--- Records ---

>> Begin

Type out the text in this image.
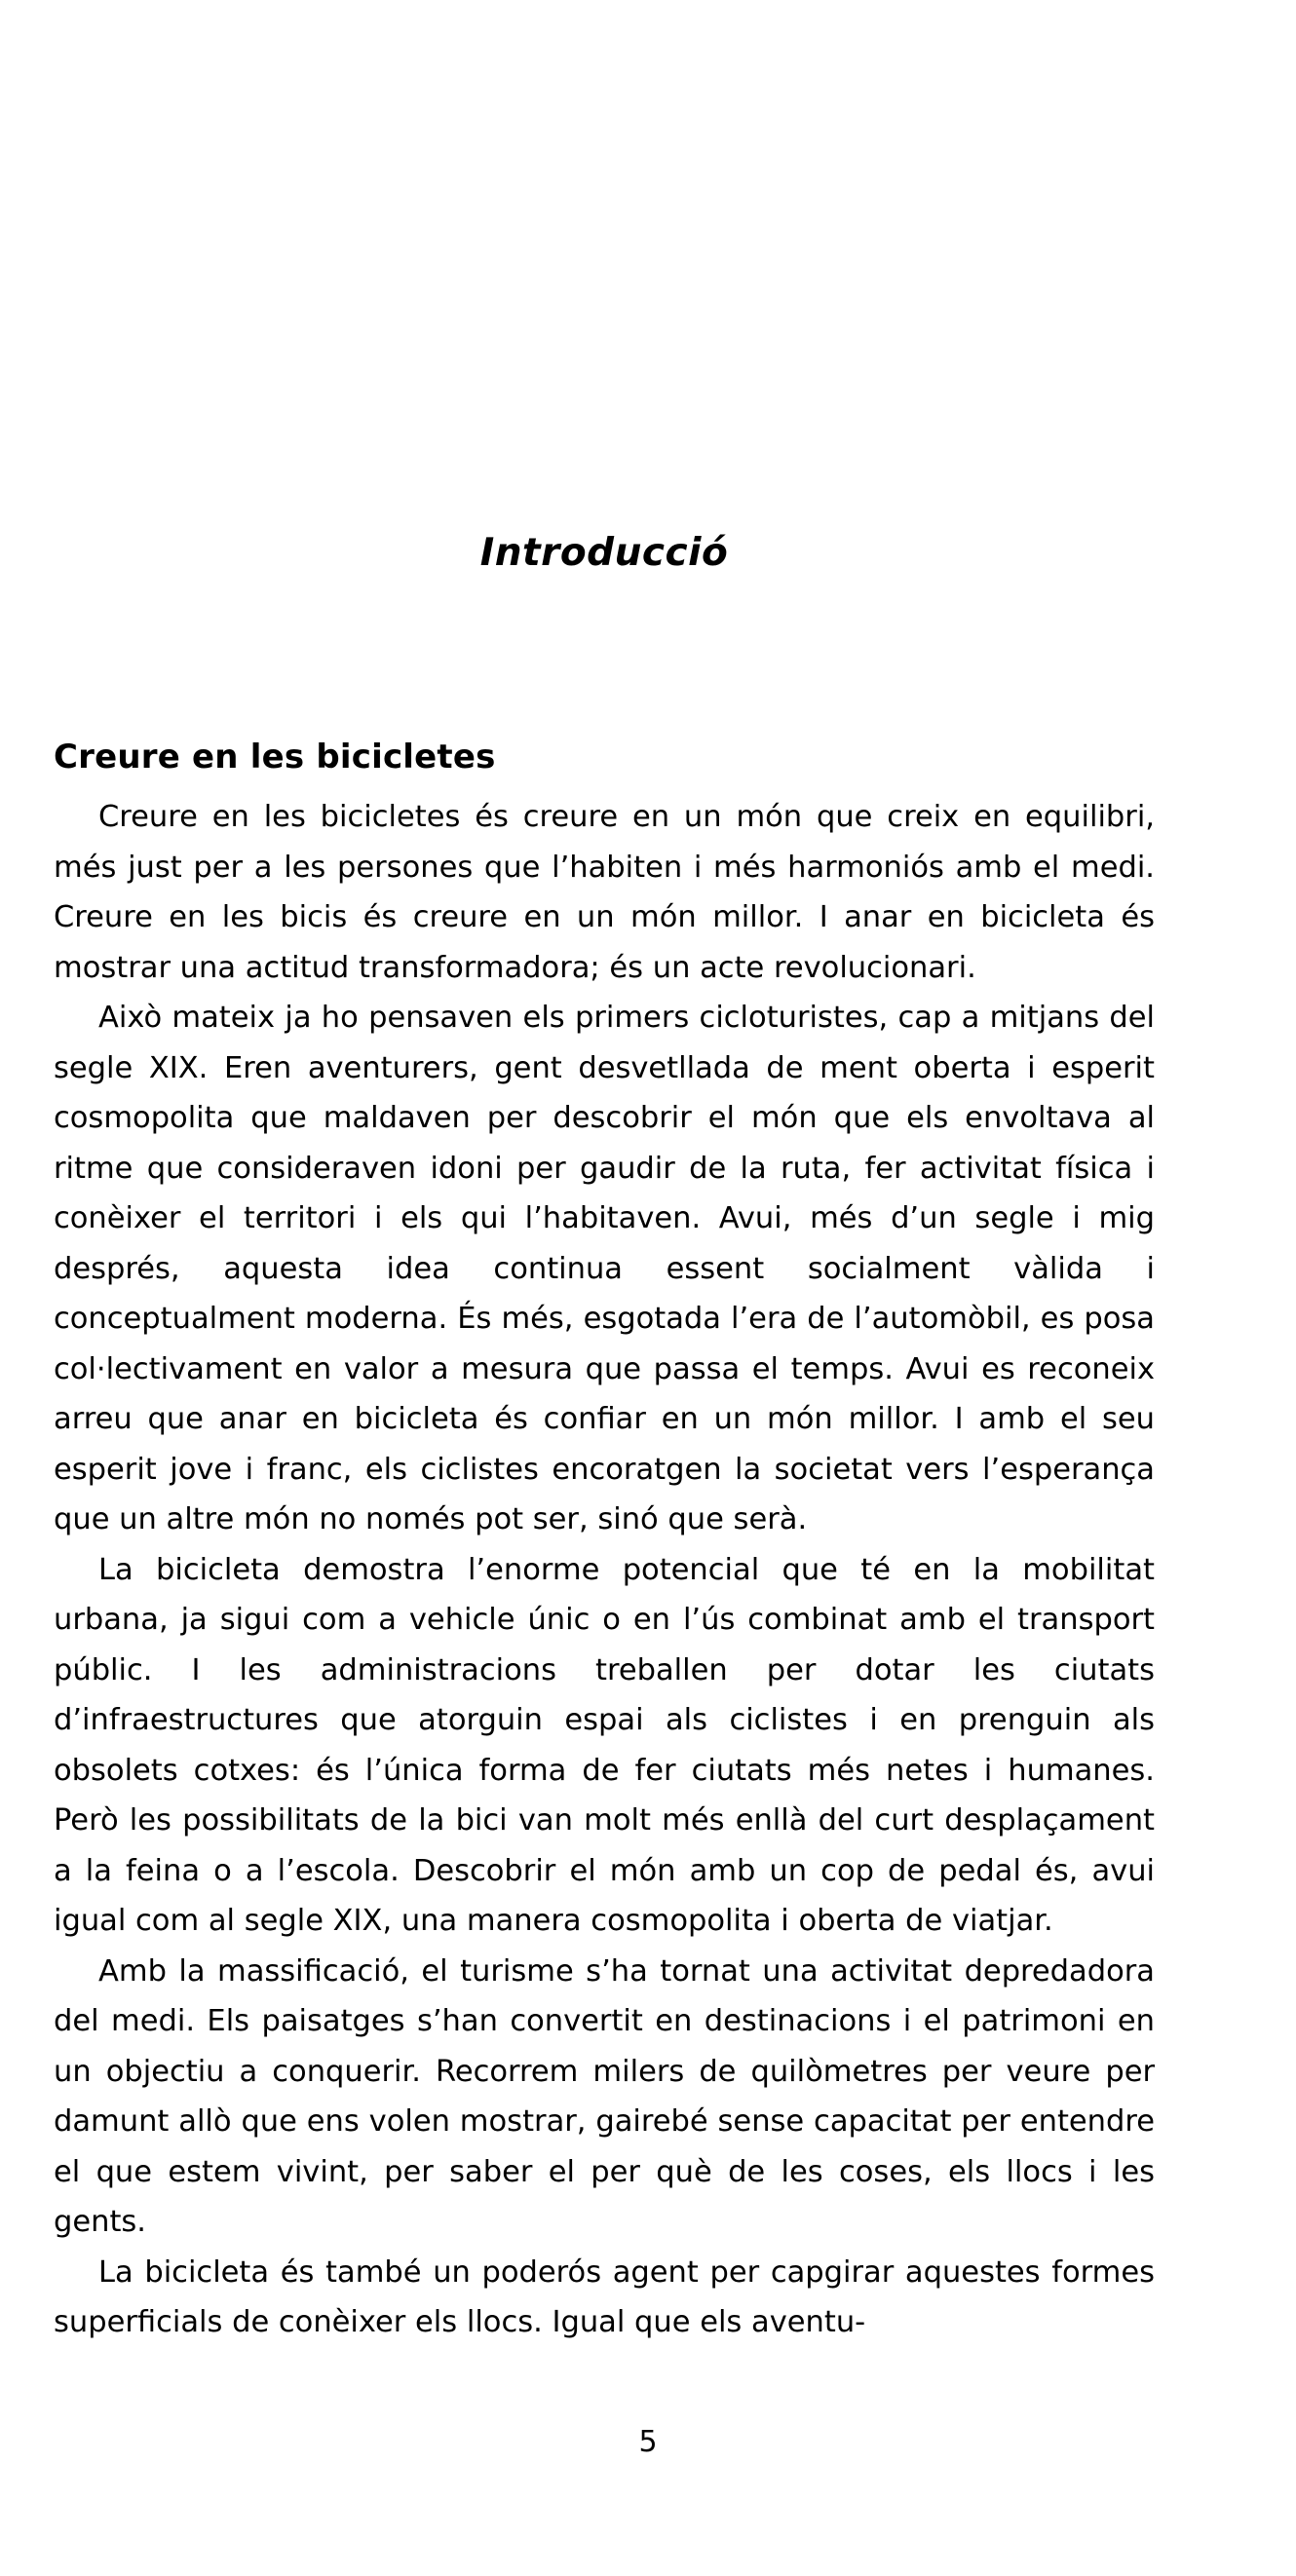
Introducció
Creure en les bicicletes

Creure en les bicicletes és creure en un món que creix en equilibri, més just per a les persones que l’habiten i més harmoniós amb el medi. Creure en les bicis és creure en un món millor. I anar en bicicleta és mostrar una actitud transformadora; és un acte revolucionari.

Això mateix ja ho pensaven els primers cicloturistes, cap a mitjans del segle XIX. Eren aventurers, gent desvetllada de ment oberta i esperit cosmopolita que maldaven per descobrir el món que els envoltava al ritme que consideraven idoni per gaudir de la ruta, fer activitat física i conèixer el territori i els qui l’habitaven. Avui, més d’un segle i mig després, aquesta idea continua essent socialment vàlida i conceptualment moderna. És més, esgotada l’era de l’automòbil, es posa col·lectivament en valor a mesura que passa el temps. Avui es reconeix arreu que anar en bicicleta és confiar en un món millor. I amb el seu esperit jove i franc, els ciclistes encoratgen la societat vers l’esperança que un altre món no només pot ser, sinó que serà.

La bicicleta demostra l’enorme potencial que té en la mobilitat urbana, ja sigui com a vehicle únic o en l’ús combinat amb el transport públic. I les administracions treballen per dotar les ciutats d’infraestructures que atorguin espai als ciclistes i en prenguin als obsolets cotxes: és l’única forma de fer ciutats més netes i humanes. Però les possibilitats de la bici van molt més enllà del curt desplaçament a la feina o a l’escola. Descobrir el món amb un cop de pedal és, avui igual com al segle XIX, una manera cosmopolita i oberta de viatjar.

Amb la massificació, el turisme s’ha tornat una activitat depredadora del medi. Els paisatges s’han convertit en destinacions i el patrimoni en un objectiu a conquerir. Recorrem milers de quilòmetres per veure per damunt allò que ens volen mostrar, gairebé sense capacitat per entendre el que estem vivint, per saber el per què de les coses, els llocs i les gents.

La bicicleta és també un poderós agent per capgirar aquestes formes superficials de conèixer els llocs. Igual que els aventu-

5
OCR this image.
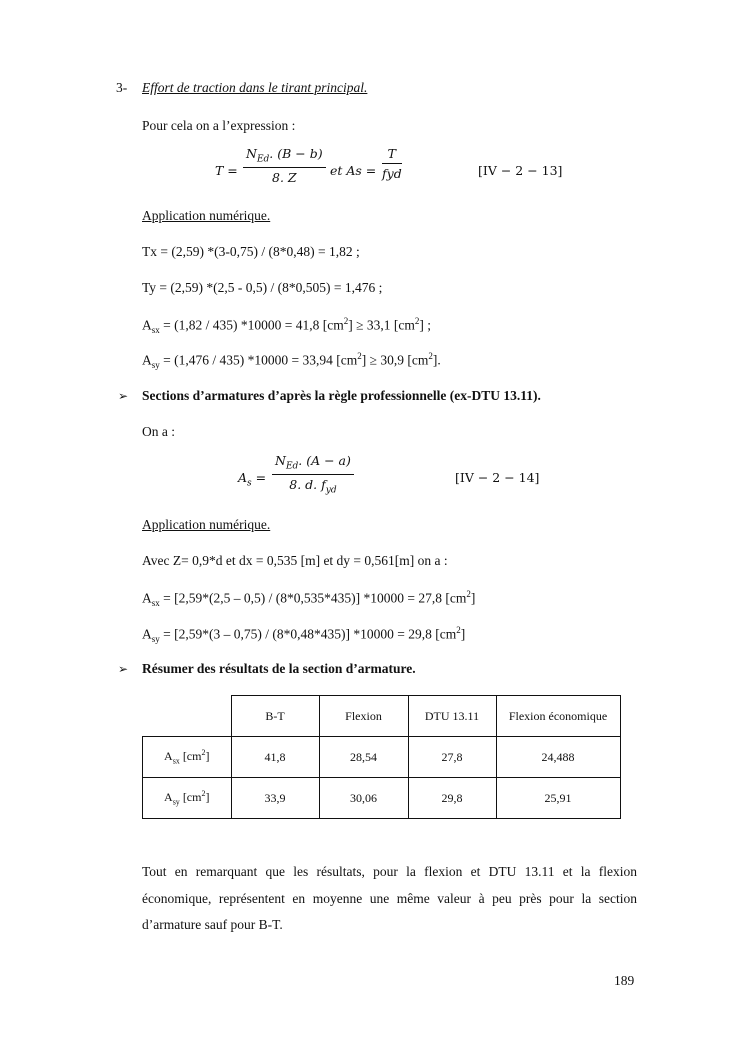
3- Effort de traction dans le tirant principal.
Pour cela on a l’expression :
T =
$N_{Ed}$. (B − b)
8. Z	et As =
T
fyd	[IV − 2 − 13]
Application numérique.
Tx = (2,59) *(3-0,75) / (8*0,48) = 1,82 ;
Ty = (2,59) *(2,5 - 0,5) / (8*0,505) = 1,476 ;
$A_{sx} = (1,82 / 435) *10000 = 41,8$ $[cm^2] \ge 33,1$ $[cm^2]$ ;
$A_{sy} = (1,476 / 435) *10000 = 33,94$ $[cm^2] \ge 30,9$ $[cm^2]$.
➢ Sections d’armatures d’après la règle professionnelle (ex-DTU 13.11).
On a :
$A_s$ =
$N_{Ed}$. (A − a)
8. d. $f_{yd}$
[IV − 2 − 14]
Application numérique.
Avec Z= 0,9*d et dx = 0,535 [m] et dy = 0,561[m] on a :
$A_{sx} = [2,59*(2,5 - 0,5) / (8*0,535*435)] *10000 = 27,8$ $[cm^2]$
$A_{sy} = [2,59*(3 - 0,75) / (8*0,48*435)] *10000 = 29,8$ $[cm^2]$
➢ Résumer des résultats de la section d’armature.
	B-T	Flexion	DTU 13.11	Flexion économique
$A_{sx}$ $[cm^2]$	41,8	28,54	27,8	24,488
$A_{sy}$ $[cm^2]$	33,9	30,06	29,8	25,91
Tout en remarquant que les résultats, pour la flexion et DTU 13.11 et la flexion
économique, représentent en moyenne une même valeur à peu près pour la section
d’armature sauf pour B-T.
189
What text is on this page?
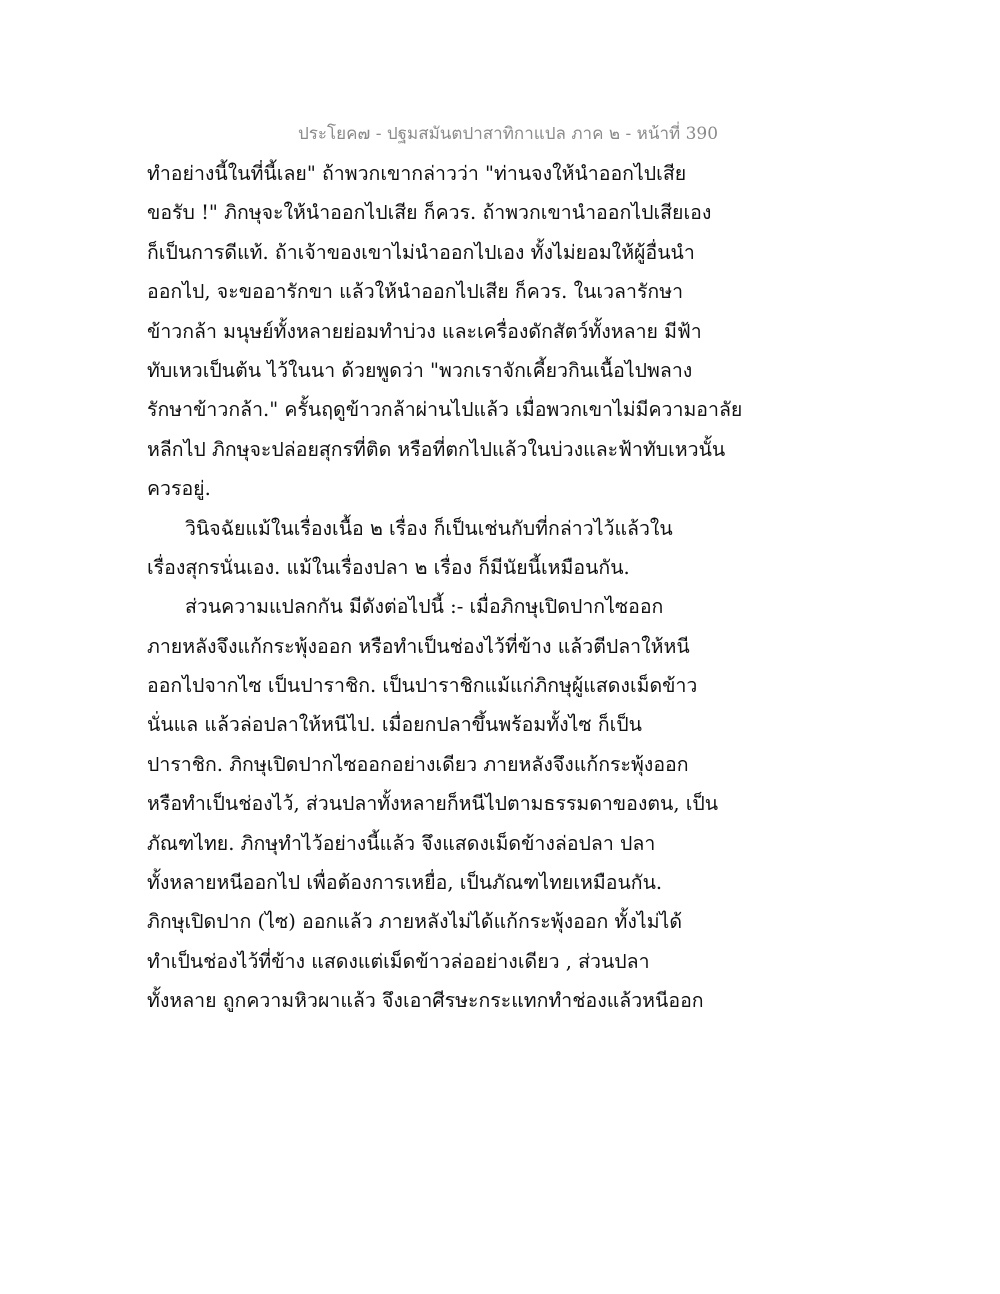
ประโยค๗ - ปฐมสมันตปาสาทิกาแปล ภาค ๒ - หน้าที่ 390
ทำอย่างนี้ในที่นี้เลย" ถ้าพวกเขากล่าวว่า "ท่านจงให้นำออกไปเสีย
ขอรับ !" ภิกษุจะให้นำออกไปเสีย ก็ควร. ถ้าพวกเขานำออกไปเสียเอง
ก็เป็นการดีแท้. ถ้าเจ้าของเขาไม่นำออกไปเอง ทั้งไม่ยอมให้ผู้อื่นนำ
ออกไป, จะขออารักขา แล้วให้นำออกไปเสีย ก็ควร. ในเวลารักษา
ข้าวกล้า มนุษย์ทั้งหลายย่อมทำบ่วง และเครื่องดักสัตว์ทั้งหลาย มีฟ้า
ทับเหวเป็นต้น ไว้ในนา ด้วยพูดว่า "พวกเราจักเคี้ยวกินเนื้อไปพลาง
รักษาข้าวกล้า." ครั้นฤดูข้าวกล้าผ่านไปแล้ว เมื่อพวกเขาไม่มีความอาลัย
หลีกไป ภิกษุจะปล่อยสุกรที่ติด หรือที่ตกไปแล้วในบ่วงและฟ้าทับเหวนั้น
ควรอยู่.
วินิจฉัยแม้ในเรื่องเนื้อ ๒ เรื่อง ก็เป็นเช่นกับที่กล่าวไว้แล้วใน
เรื่องสุกรนั่นเอง. แม้ในเรื่องปลา ๒ เรื่อง ก็มีนัยนี้เหมือนกัน.
ส่วนความแปลกกัน มีดังต่อไปนี้ :- เมื่อภิกษุเปิดปากไซออก
ภายหลังจึงแก้กระพุ้งออก หรือทำเป็นช่องไว้ที่ข้าง แล้วตีปลาให้หนี
ออกไปจากไซ เป็นปาราชิก. เป็นปาราชิกแม้แก่ภิกษุผู้แสดงเม็ดข้าว
นั่นแล แล้วล่อปลาให้หนีไป. เมื่อยกปลาขึ้นพร้อมทั้งไซ ก็เป็น
ปาราชิก. ภิกษุเปิดปากไซออกอย่างเดียว ภายหลังจึงแก้กระพุ้งออก
หรือทำเป็นช่องไว้, ส่วนปลาทั้งหลายก็หนีไปตามธรรมดาของตน, เป็น
ภัณฑไทย. ภิกษุทำไว้อย่างนี้แล้ว จึงแสดงเม็ดข้างล่อปลา ปลา
ทั้งหลายหนีออกไป เพื่อต้องการเหยื่อ, เป็นภัณฑไทยเหมือนกัน.
ภิกษุเปิดปาก (ไซ) ออกแล้ว ภายหลังไม่ได้แก้กระพุ้งออก ทั้งไม่ได้
ทำเป็นช่องไว้ที่ข้าง แสดงแต่เม็ดข้าวล่ออย่างเดียว , ส่วนปลา
ทั้งหลาย ถูกความหิวผาแล้ว จึงเอาศีรษะกระแทกทำช่องแล้วหนีออก
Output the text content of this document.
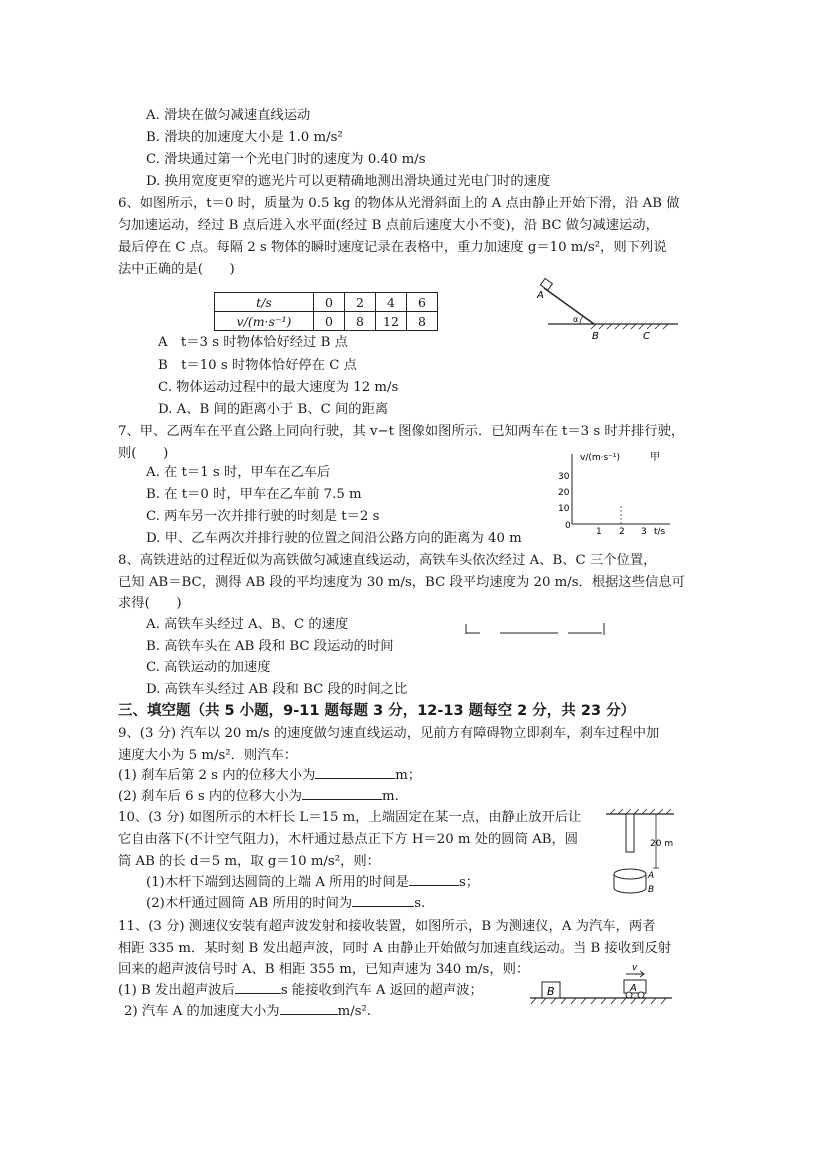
A. 滑块在做匀减速直线运动
B. 滑块的加速度大小是 1.0 m/s²
C. 滑块通过第一个光电门时的速度为 0.40 m/s
D. 换用宽度更窄的遮光片可以更精确地测出滑块通过光电门时的速度
6、如图所示，t＝0 时，质量为 0.5 kg 的物体从光滑斜面上的 A 点由静止开始下滑，沿 AB 做
匀加速运动，经过 B 点后进入水平面(经过 B 点前后速度大小不变)，沿 BC 做匀减速运动，
最后停在 C 点。每隔 2 s 物体的瞬时速度记录在表格中，重力加速度 g＝10 m/s²，则下列说
法中正确的是(　　)
t/s	0	2	4	6
v/(m·s⁻¹)	0	8	12	8	α
A
B	C
A　t＝3 s 时物体恰好经过 B 点
B　t＝10 s 时物体恰好停在 C 点
C. 物体运动过程中的最大速度为 12 m/s
D. A、B 间的距离小于 B、C 间的距离
7、甲、乙两车在平直公路上同向行驶，其 v−t 图像如图所示．已知两车在 t＝3 s 时并排行驶，
则(　　)
A. 在 t＝1 s 时，甲车在乙车后
B. 在 t＝0 时，甲车在乙车前 7.5 m
C. 两车另一次并排行驶的时刻是 t＝2 s
D. 甲、乙车两次并排行驶的位置之间沿公路方向的距离为 40 m
v/(m·s⁻¹)	甲
30
20
10
0
1 2 3 t/s
8、高铁进站的过程近似为高铁做匀减速直线运动，高铁车头依次经过 A、B、C 三个位置，
已知 AB＝BC，测得 AB 段的平均速度为 30 m/s，BC 段平均速度为 20 m/s．根据这些信息可
求得(　　)
A. 高铁车头经过 A、B、C 的速度
B. 高铁车头在 AB 段和 BC 段运动的时间
C. 高铁运动的加速度
D. 高铁车头经过 AB 段和 BC 段的时间之比
三、填空题（共 5 小题，9-11 题每题 3 分，12-13 题每空 2 分，共 23 分）
9、(3 分) 汽车以 20 m/s 的速度做匀速直线运动，见前方有障碍物立即刹车，刹车过程中加
速度大小为 5 m/s²．则汽车：
(1) 刹车后第 2 s 内的位移大小为	m；
(2) 刹车后 6 s 内的位移大小为	m.
10、(3 分) 如图所示的木杆长 L＝15 m，上端固定在某一点，由静止放开后让
它自由落下(不计空气阻力)，木杆通过悬点正下方 H＝20 m 处的圆筒 AB，圆
筒 AB 的长 d＝5 m，取 g＝10 m/s²，则：
(1)木杆下端到达圆筒的上端 A 所用的时间是	s；
(2)木杆通过圆筒 AB 所用的时间为	s.
20 m
A
B
11、(3 分) 测速仪安装有超声波发射和接收装置，如图所示，B 为测速仪，A 为汽车，两者
相距 335 m．某时刻 B 发出超声波，同时 A 由静止开始做匀加速直线运动。当 B 接收到反射
回来的超声波信号时 A、B 相距 355 m，已知声速为 340 m/s，则：
(1) B 发出超声波后	s 能接收到汽车 A 返回的超声波；
2) 汽车 A 的加速度大小为	m/s².
B	A
v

>> End

--- EXERCISE DESCRIPTION ---
Copy out every line of the listing that includes the string "économique".

--- CORRECT RESULT ---
	B-T	Flexion	DTU 13.11	Flexion économique
économique, représentent en moyenne une même valeur à peu près pour la section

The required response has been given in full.